**WHAT IS REQUIRED:**
Write out every entry exactly as given, but omit the pictures.

[start of INPUT DATA]

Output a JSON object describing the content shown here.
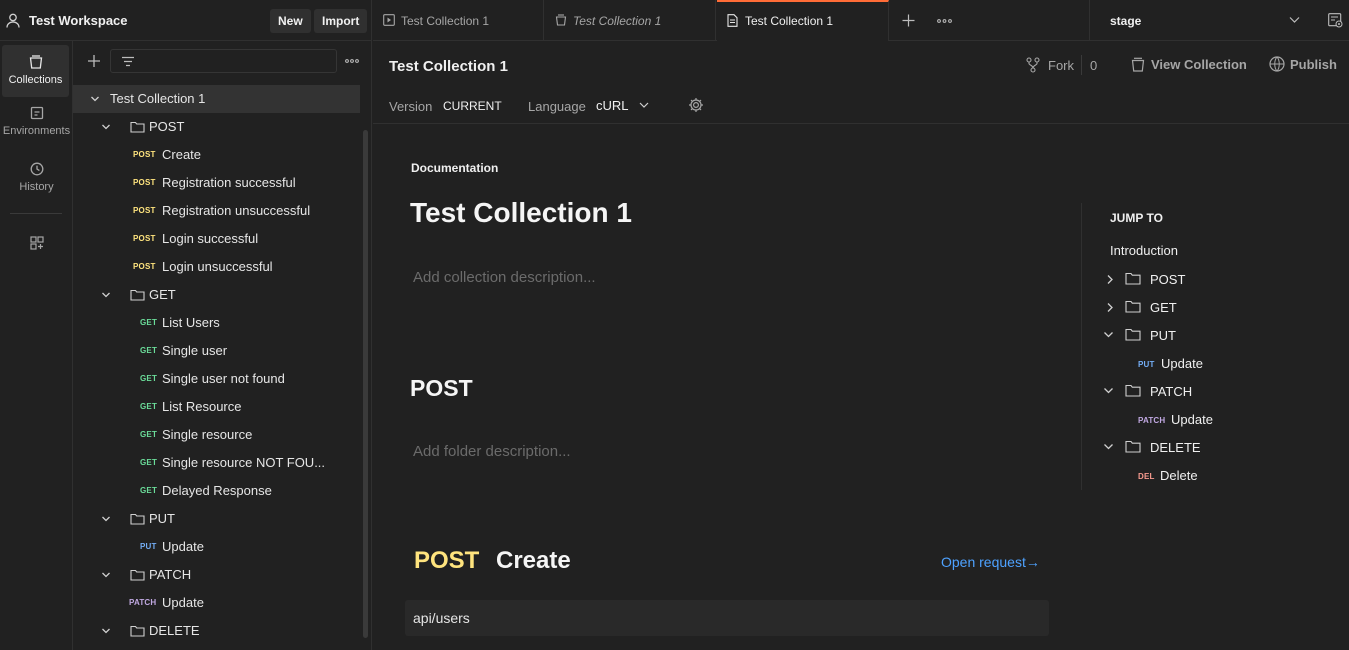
{
  "workspace": {
    "name": "Test Workspace",
    "new_label": "New",
    "import_label": "Import"
  },
  "rail": {
    "items": [
      {
        "label": "Collections",
        "icon": "collections-icon",
        "active": true
      },
      {
        "label": "Environments",
        "icon": "environments-icon",
        "active": false
      },
      {
        "label": "History",
        "icon": "history-icon",
        "active": false
      }
    ]
  },
  "sidebar": {
    "collection": "Test Collection 1",
    "folders": [
      {
        "name": "POST",
        "requests": [
          {
            "method": "POST",
            "name": "Create"
          },
          {
            "method": "POST",
            "name": "Registration successful"
          },
          {
            "method": "POST",
            "name": "Registration unsuccessful"
          },
          {
            "method": "POST",
            "name": "Login successful"
          },
          {
            "method": "POST",
            "name": "Login unsuccessful"
          }
        ]
      },
      {
        "name": "GET",
        "requests": [
          {
            "method": "GET",
            "name": "List Users"
          },
          {
            "method": "GET",
            "name": "Single user"
          },
          {
            "method": "GET",
            "name": "Single user not found"
          },
          {
            "method": "GET",
            "name": "List Resource"
          },
          {
            "method": "GET",
            "name": "Single resource"
          },
          {
            "method": "GET",
            "name": "Single resource NOT FOU..."
          },
          {
            "method": "GET",
            "name": "Delayed Response"
          }
        ]
      },
      {
        "name": "PUT",
        "requests": [
          {
            "method": "PUT",
            "name": "Update"
          }
        ]
      },
      {
        "name": "PATCH",
        "requests": [
          {
            "method": "PATCH",
            "name": "Update"
          }
        ]
      },
      {
        "name": "DELETE",
        "requests": []
      }
    ]
  },
  "tabs": [
    {
      "label": "Test Collection 1",
      "icon": "runner-icon",
      "italic": false,
      "active": false
    },
    {
      "label": "Test Collection 1",
      "icon": "collection-icon",
      "italic": true,
      "active": false
    },
    {
      "label": "Test Collection 1",
      "icon": "document-icon",
      "italic": false,
      "active": true
    }
  ],
  "environment": {
    "selected": "stage"
  },
  "main": {
    "title": "Test Collection 1",
    "fork_label": "Fork",
    "fork_count": "0",
    "view_collection_label": "View Collection",
    "publish_label": "Publish",
    "version_label": "Version",
    "version_value": "CURRENT",
    "language_label": "Language",
    "language_value": "cURL",
    "documentation_label": "Documentation",
    "doc_title": "Test Collection 1",
    "collection_desc_placeholder": "Add collection description...",
    "folder_title": "POST",
    "folder_desc_placeholder": "Add folder description...",
    "request_method": "POST",
    "request_name": "Create",
    "open_request_label": "Open request→",
    "request_url": "api/users"
  },
  "jump_to": {
    "title": "JUMP TO",
    "intro": "Introduction",
    "items": [
      {
        "name": "POST",
        "expanded": false,
        "children": []
      },
      {
        "name": "GET",
        "expanded": false,
        "children": []
      },
      {
        "name": "PUT",
        "expanded": true,
        "children": [
          {
            "method": "PUT",
            "name": "Update"
          }
        ]
      },
      {
        "name": "PATCH",
        "expanded": true,
        "children": [
          {
            "method": "PATCH",
            "name": "Update"
          }
        ]
      },
      {
        "name": "DELETE",
        "expanded": true,
        "children": [
          {
            "method": "DEL",
            "name": "Delete"
          }
        ]
      }
    ]
  },
  "colors": {
    "accent": "#ff6c37",
    "post": "#ffe47e",
    "get": "#6bdd9a",
    "put": "#74aef6",
    "patch": "#c0a8e1",
    "delete": "#f79a8e",
    "link": "#4ea2ff"
  }
}
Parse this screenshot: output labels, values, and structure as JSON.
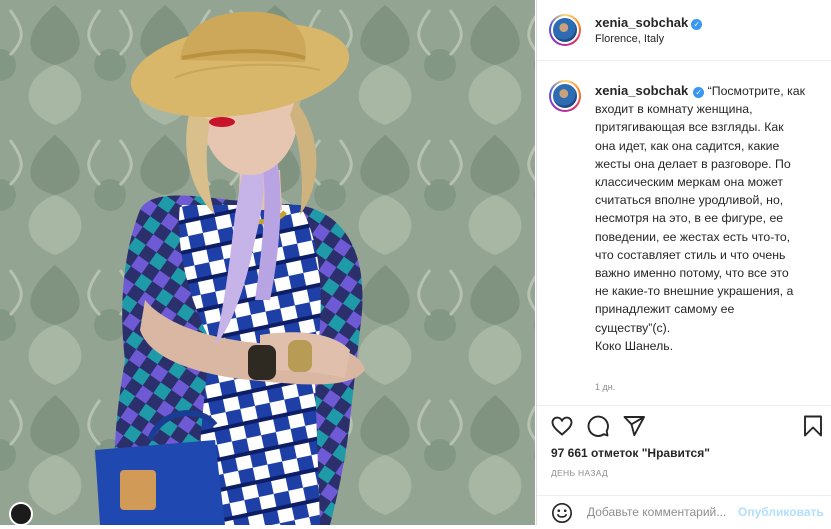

[end of INPUT DATA]

**RESULT OF THE TASK:**
Output a JSON object describing the content shown here.
{
  "workspace": {
    "name": "Test Workspace",
    "new_label": "New",
    "import_label": "Import"
  },
  "rail": {
    "items": [
      {
        "label": "Collections",
        "icon": "collections-icon",
        "active": true
      },
      {
        "label": "Environments",
        "icon": "environments-icon",
        "active": false
      },
      {
        "label": "History",
        "icon": "history-icon",
        "active": false
      }
    ]
  },
  "sidebar": {
    "collection": "Test Collection 1",
    "folders": [
      {
        "name": "POST",
        "requests": [
          {
            "method": "POST",
            "name": "Create"
          },
          {
            "method": "POST",
            "name": "Registration successful"
          },
          {
            "method": "POST",
            "name": "Registration unsuccessful"
          },
          {
            "method": "POST",
            "name": "Login successful"
          },
          {
            "method": "POST",
            "name": "Login unsuccessful"
          }
        ]
      },
      {
        "name": "GET",
        "requests": [
          {
            "method": "GET",
            "name": "List Users"
          },
          {
            "method": "GET",
            "name": "Single user"
          },
          {
            "method": "GET",
            "name": "Single user not found"
          },
          {
            "method": "GET",
            "name": "List Resource"
          },
          {
            "method": "GET",
            "name": "Single resource"
          },
          {
            "method": "GET",
            "name": "Single resource NOT FOU..."
          },
          {
            "method": "GET",
            "name": "Delayed Response"
          }
        ]
      },
      {
        "name": "PUT",
        "requests": [
          {
            "method": "PUT",
            "name": "Update"
          }
        ]
      },
      {
        "name": "PATCH",
        "requests": [
          {
            "method": "PATCH",
            "name": "Update"
          }
        ]
      },
      {
        "name": "DELETE",
        "requests": []
      }
    ]
  },
  "tabs": [
    {
      "label": "Test Collection 1",
      "icon": "runner-icon",
      "italic": false,
      "active": false
    },
    {
      "label": "Test Collection 1",
      "icon": "collection-icon",
      "italic": true,
      "active": false
    },
    {
      "label": "Test Collection 1",
      "icon": "document-icon",
      "italic": false,
      "active": true
    }
  ],
  "environment": {
    "selected": "stage"
  },
  "main": {
    "title": "Test Collection 1",
    "fork_label": "Fork",
    "fork_count": "0",
    "view_collection_label": "View Collection",
    "publish_label": "Publish",
    "version_label": "Version",
    "version_value": "CURRENT",
    "language_label": "Language",
    "language_value": "cURL",
    "documentation_label": "Documentation",
    "doc_title": "Test Collection 1",
    "collection_desc_placeholder": "Add collection description...",
    "folder_title": "POST",
    "folder_desc_placeholder": "Add folder description...",
    "request_method": "POST",
    "request_name": "Create",
    "open_request_label": "Open request→",
    "request_url": "api/users"
  },
  "jump_to": {
    "title": "JUMP TO",
    "intro": "Introduction",
    "items": [
      {
        "name": "POST",
        "expanded": false,
        "children": []
      },
      {
        "name": "GET",
        "expanded": false,
        "children": []
      },
      {
        "name": "PUT",
        "expanded": true,
        "children": [
          {
            "method": "PUT",
            "name": "Update"
          }
        ]
      },
      {
        "name": "PATCH",
        "expanded": true,
        "children": [
          {
            "method": "PATCH",
            "name": "Update"
          }
        ]
      },
      {
        "name": "DELETE",
        "expanded": true,
        "children": [
          {
            "method": "DEL",
            "name": "Delete"
          }
        ]
      }
    ]
  },
  "colors": {
    "accent": "#ff6c37",
    "post": "#ffe47e",
    "get": "#6bdd9a",
    "put": "#74aef6",
    "patch": "#c0a8e1",
    "delete": "#f79a8e",
    "link": "#4ea2ff"
  }
}
Parse this screenshot: output labels, values, and structure as JSON.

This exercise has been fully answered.